* **To do**: Pull out each line of the data that includes the word "checkmark".

Document layout analysis data:
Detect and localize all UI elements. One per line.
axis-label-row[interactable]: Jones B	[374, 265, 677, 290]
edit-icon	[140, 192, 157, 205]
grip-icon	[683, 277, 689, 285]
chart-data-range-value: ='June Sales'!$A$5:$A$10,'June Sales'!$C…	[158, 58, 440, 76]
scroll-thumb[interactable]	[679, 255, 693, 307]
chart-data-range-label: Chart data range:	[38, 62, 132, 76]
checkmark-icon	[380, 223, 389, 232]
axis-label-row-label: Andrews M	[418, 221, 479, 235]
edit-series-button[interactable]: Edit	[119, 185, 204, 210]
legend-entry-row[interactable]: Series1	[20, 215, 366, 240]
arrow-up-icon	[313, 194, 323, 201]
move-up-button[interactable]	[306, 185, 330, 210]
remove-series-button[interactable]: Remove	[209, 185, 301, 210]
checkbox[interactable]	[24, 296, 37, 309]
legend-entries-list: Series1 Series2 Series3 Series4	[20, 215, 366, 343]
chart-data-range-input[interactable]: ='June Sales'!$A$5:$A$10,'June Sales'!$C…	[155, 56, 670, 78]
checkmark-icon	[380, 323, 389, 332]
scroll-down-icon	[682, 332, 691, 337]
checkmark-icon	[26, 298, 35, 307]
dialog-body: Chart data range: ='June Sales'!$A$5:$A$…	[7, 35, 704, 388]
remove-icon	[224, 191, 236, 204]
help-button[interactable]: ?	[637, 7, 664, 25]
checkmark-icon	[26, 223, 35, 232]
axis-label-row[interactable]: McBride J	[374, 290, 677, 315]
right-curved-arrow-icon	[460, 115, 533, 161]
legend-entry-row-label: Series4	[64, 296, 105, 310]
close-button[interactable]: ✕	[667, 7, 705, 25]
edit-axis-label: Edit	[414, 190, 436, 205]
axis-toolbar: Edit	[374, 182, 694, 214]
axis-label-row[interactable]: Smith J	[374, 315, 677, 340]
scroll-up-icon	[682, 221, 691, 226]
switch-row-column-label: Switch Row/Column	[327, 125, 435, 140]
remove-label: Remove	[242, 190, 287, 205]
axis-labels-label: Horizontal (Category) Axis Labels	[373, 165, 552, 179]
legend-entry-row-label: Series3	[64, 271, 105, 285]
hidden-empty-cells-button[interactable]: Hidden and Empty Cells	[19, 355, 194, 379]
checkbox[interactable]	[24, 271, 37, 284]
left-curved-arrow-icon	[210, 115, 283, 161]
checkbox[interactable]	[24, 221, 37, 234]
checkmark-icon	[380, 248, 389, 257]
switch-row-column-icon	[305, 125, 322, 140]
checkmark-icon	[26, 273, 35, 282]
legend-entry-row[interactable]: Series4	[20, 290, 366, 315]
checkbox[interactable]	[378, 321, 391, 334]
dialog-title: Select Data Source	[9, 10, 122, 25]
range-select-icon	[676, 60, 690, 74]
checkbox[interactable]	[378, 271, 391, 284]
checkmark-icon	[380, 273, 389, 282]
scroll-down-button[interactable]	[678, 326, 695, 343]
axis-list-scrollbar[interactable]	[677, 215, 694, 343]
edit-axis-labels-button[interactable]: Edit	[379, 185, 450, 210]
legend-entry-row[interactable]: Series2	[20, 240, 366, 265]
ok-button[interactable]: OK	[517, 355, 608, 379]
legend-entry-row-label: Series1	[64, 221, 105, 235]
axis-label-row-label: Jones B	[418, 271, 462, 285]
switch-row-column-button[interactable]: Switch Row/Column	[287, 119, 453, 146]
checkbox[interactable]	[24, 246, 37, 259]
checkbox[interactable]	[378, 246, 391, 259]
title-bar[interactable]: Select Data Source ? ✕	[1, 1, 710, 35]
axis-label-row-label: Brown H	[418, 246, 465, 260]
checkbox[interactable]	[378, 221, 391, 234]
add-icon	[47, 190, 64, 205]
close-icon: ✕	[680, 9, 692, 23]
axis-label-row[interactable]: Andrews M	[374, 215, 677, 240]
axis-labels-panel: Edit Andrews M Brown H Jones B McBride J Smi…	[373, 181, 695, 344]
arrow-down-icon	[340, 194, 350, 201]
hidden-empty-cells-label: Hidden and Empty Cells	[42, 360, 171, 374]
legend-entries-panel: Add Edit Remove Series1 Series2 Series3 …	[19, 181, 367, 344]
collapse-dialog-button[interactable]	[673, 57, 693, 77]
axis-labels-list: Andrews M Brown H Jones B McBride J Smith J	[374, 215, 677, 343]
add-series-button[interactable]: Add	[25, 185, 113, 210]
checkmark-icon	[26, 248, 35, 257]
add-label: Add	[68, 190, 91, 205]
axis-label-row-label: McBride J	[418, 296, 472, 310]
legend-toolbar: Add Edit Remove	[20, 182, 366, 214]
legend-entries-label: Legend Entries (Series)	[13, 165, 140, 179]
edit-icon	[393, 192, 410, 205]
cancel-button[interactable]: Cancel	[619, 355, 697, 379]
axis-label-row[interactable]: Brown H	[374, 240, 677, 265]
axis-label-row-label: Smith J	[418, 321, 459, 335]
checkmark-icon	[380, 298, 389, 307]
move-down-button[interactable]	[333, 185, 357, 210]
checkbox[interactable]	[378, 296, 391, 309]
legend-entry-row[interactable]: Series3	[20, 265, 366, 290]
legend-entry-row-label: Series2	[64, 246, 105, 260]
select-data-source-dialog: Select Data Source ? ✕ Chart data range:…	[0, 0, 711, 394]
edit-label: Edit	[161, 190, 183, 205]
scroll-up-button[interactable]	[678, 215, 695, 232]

* **Response to this exercise**:
checkmark-icon	[380, 223, 389, 232]
checkmark-icon	[380, 323, 389, 332]
checkmark-icon	[26, 298, 35, 307]
checkmark-icon	[26, 223, 35, 232]
checkmark-icon	[380, 248, 389, 257]
checkmark-icon	[26, 273, 35, 282]
checkmark-icon	[380, 273, 389, 282]
checkmark-icon	[26, 248, 35, 257]
checkmark-icon	[380, 298, 389, 307]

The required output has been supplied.